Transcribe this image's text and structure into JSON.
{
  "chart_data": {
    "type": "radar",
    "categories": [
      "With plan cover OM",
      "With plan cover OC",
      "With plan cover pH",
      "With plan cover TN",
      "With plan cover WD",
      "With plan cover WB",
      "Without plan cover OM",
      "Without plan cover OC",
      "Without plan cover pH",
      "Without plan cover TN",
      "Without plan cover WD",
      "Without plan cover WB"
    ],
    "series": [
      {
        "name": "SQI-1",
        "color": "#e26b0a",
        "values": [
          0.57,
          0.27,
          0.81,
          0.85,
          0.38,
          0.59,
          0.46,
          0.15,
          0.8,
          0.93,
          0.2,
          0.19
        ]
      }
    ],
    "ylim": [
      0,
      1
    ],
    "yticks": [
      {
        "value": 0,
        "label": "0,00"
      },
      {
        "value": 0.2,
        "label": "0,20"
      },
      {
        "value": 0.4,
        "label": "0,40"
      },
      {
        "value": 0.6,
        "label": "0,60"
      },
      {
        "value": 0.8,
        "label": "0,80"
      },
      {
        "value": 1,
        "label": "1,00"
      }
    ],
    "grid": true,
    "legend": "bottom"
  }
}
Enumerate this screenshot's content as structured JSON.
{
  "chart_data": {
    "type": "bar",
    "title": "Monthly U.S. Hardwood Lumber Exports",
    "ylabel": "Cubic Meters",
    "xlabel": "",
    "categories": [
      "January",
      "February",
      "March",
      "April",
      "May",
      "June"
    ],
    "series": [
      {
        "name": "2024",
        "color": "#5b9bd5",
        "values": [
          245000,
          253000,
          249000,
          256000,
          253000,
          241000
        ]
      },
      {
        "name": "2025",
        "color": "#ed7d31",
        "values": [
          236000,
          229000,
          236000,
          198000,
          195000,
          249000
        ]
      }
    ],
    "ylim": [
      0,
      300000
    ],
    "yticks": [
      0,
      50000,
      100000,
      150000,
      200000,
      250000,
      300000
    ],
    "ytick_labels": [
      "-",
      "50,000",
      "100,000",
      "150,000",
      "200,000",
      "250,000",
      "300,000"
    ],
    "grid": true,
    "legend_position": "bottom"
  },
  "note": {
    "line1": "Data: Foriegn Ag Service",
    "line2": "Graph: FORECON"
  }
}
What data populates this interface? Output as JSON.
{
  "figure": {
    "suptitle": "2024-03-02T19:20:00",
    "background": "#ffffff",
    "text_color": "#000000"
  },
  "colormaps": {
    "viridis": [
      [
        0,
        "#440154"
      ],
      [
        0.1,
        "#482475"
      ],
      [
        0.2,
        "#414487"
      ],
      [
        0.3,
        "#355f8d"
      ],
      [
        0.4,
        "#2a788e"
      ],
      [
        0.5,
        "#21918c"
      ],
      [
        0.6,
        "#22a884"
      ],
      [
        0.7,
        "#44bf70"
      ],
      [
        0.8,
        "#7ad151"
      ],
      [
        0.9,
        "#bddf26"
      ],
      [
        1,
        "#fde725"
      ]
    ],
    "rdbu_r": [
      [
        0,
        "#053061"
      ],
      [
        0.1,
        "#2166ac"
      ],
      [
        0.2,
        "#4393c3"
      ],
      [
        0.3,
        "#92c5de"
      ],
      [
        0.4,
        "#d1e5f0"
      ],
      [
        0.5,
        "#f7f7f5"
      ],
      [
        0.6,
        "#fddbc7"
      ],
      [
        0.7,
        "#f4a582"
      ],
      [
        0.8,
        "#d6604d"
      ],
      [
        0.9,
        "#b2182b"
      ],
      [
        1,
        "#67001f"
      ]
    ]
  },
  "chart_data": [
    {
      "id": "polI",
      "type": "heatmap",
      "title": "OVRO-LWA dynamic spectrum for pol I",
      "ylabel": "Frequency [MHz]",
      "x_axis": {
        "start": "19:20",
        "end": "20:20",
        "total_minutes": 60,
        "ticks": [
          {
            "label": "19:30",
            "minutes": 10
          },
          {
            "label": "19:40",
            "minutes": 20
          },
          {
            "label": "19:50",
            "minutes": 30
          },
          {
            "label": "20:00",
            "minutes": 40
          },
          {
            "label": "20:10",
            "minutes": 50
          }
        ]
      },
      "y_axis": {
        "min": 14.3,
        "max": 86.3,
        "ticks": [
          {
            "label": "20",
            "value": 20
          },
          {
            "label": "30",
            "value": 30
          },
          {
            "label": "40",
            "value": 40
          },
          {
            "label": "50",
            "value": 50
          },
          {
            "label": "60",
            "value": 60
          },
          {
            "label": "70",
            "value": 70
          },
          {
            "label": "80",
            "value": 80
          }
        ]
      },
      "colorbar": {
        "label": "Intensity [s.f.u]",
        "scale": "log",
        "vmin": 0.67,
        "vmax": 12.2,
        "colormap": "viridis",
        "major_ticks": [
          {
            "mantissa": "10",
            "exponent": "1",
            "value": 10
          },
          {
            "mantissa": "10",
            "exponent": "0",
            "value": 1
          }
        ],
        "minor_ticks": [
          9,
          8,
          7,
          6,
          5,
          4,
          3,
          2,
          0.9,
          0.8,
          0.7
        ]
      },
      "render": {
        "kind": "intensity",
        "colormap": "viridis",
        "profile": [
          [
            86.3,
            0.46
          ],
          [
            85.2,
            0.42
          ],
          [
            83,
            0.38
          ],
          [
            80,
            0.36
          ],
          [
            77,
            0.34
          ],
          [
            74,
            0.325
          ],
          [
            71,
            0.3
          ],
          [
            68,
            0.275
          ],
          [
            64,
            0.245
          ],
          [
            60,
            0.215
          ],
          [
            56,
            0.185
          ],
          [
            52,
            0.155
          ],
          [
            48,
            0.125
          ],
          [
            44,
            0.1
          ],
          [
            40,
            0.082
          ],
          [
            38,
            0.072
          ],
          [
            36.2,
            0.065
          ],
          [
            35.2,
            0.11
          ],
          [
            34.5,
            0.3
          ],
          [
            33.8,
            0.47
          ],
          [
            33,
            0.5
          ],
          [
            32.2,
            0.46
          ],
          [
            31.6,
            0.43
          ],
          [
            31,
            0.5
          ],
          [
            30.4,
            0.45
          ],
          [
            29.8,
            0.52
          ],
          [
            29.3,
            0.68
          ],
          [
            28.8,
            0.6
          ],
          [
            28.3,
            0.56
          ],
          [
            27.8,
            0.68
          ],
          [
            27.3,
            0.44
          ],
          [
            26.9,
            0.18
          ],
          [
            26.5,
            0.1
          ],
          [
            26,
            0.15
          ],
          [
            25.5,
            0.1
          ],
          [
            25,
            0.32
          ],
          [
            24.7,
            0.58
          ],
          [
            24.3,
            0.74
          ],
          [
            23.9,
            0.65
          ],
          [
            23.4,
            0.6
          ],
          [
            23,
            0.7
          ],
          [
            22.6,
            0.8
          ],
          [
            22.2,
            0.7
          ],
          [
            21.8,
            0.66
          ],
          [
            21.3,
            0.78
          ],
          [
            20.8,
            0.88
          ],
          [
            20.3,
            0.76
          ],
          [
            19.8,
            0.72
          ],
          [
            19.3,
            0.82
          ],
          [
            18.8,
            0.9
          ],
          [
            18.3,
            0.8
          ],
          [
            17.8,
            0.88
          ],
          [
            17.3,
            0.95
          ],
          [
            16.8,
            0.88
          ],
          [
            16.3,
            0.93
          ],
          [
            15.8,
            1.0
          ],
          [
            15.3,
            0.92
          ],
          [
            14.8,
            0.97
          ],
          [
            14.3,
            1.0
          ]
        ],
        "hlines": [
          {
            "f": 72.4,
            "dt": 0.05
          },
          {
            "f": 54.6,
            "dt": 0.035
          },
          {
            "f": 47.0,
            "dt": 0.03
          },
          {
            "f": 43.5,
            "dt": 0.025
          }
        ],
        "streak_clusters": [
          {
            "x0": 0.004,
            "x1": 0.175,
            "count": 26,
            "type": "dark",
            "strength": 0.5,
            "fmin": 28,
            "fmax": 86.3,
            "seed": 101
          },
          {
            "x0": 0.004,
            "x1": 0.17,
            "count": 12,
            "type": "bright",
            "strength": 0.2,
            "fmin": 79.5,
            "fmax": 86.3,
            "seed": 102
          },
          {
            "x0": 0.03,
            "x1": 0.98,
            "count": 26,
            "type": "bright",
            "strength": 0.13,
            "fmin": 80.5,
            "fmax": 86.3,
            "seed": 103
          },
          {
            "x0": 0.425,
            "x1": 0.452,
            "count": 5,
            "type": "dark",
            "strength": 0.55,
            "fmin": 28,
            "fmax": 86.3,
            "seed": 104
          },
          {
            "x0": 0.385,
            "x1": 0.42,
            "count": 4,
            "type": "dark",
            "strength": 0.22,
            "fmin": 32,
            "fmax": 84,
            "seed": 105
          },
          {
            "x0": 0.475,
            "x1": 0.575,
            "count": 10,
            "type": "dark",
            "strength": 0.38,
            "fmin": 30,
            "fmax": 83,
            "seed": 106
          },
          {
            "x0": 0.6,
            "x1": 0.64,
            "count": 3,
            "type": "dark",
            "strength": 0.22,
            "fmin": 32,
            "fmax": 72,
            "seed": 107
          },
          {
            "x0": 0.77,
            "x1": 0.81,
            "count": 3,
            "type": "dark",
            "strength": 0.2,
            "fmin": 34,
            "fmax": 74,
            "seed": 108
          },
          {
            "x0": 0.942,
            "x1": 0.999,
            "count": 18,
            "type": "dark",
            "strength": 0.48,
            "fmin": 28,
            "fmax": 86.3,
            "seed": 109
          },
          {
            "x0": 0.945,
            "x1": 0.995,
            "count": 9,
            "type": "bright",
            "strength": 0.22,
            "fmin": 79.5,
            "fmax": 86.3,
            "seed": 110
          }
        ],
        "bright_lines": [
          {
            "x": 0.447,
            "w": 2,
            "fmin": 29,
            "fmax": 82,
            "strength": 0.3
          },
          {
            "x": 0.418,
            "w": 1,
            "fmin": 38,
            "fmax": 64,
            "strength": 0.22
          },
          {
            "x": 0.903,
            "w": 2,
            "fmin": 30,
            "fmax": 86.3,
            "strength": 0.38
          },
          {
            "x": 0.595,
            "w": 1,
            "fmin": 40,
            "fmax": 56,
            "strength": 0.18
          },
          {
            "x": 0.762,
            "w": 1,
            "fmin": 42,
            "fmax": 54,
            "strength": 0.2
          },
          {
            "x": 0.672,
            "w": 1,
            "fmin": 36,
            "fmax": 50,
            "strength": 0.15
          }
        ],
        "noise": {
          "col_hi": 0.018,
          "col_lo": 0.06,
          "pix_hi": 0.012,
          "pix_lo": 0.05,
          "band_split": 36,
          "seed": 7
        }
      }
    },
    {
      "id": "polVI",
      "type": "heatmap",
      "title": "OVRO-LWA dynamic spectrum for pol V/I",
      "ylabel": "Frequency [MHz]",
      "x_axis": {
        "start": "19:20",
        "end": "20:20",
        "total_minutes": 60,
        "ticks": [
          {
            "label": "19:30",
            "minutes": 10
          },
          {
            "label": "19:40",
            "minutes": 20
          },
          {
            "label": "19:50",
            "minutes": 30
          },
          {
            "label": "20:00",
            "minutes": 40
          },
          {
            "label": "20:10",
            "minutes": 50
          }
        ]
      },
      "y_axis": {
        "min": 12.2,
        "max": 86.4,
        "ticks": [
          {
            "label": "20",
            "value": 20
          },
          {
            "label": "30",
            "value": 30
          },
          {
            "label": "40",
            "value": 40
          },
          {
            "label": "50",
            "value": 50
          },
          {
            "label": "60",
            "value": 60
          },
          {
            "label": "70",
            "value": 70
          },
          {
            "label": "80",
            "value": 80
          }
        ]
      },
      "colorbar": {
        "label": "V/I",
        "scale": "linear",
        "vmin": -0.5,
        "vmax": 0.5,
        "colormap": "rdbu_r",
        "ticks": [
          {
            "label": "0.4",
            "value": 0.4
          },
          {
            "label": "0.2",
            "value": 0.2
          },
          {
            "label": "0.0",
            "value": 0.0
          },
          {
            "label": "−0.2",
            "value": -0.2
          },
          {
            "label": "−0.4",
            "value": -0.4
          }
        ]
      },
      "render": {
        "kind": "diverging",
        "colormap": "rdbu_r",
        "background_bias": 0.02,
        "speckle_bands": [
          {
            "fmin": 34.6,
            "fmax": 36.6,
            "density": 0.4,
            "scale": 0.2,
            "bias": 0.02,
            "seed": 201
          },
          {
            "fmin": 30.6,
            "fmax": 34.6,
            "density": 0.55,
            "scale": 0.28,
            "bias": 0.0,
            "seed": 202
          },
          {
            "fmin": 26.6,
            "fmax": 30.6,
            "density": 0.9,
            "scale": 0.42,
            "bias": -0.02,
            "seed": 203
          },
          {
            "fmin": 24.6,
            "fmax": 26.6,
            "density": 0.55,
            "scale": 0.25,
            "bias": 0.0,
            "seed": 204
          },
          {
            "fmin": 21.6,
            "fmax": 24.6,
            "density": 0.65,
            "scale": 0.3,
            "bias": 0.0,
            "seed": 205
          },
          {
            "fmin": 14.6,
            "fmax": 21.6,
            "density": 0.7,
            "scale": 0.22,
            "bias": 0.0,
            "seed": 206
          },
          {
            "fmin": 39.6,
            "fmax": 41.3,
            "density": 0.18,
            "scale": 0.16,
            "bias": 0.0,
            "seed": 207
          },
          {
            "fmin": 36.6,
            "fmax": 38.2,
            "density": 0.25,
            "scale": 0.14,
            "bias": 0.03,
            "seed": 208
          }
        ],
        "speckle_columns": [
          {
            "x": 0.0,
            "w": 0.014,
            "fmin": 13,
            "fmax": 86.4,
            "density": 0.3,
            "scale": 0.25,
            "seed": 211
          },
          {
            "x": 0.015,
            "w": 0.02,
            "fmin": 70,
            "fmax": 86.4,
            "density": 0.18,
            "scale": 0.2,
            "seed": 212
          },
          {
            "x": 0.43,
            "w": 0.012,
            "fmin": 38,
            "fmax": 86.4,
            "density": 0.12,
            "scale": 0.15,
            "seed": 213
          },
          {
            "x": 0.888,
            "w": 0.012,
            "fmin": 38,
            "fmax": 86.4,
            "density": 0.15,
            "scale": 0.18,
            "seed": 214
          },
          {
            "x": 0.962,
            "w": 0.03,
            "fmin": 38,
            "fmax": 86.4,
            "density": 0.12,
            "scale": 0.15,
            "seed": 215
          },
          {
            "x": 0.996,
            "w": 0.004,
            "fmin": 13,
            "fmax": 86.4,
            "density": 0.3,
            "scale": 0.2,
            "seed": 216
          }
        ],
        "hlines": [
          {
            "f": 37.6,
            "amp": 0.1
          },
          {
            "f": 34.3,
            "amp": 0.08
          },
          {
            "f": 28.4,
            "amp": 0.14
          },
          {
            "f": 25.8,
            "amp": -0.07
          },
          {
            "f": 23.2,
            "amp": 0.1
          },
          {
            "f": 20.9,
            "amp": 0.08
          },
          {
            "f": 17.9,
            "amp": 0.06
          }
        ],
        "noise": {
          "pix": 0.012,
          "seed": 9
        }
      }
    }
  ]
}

◆ ◆ ◆ ◆ ◆

### Problem details
Identify every line above that includes the word "dynamic", and show those lines.

### Output
      "title": "OVRO-LWA dynamic spectrum for pol I",
      "title": "OVRO-LWA dynamic spectrum for pol V/I",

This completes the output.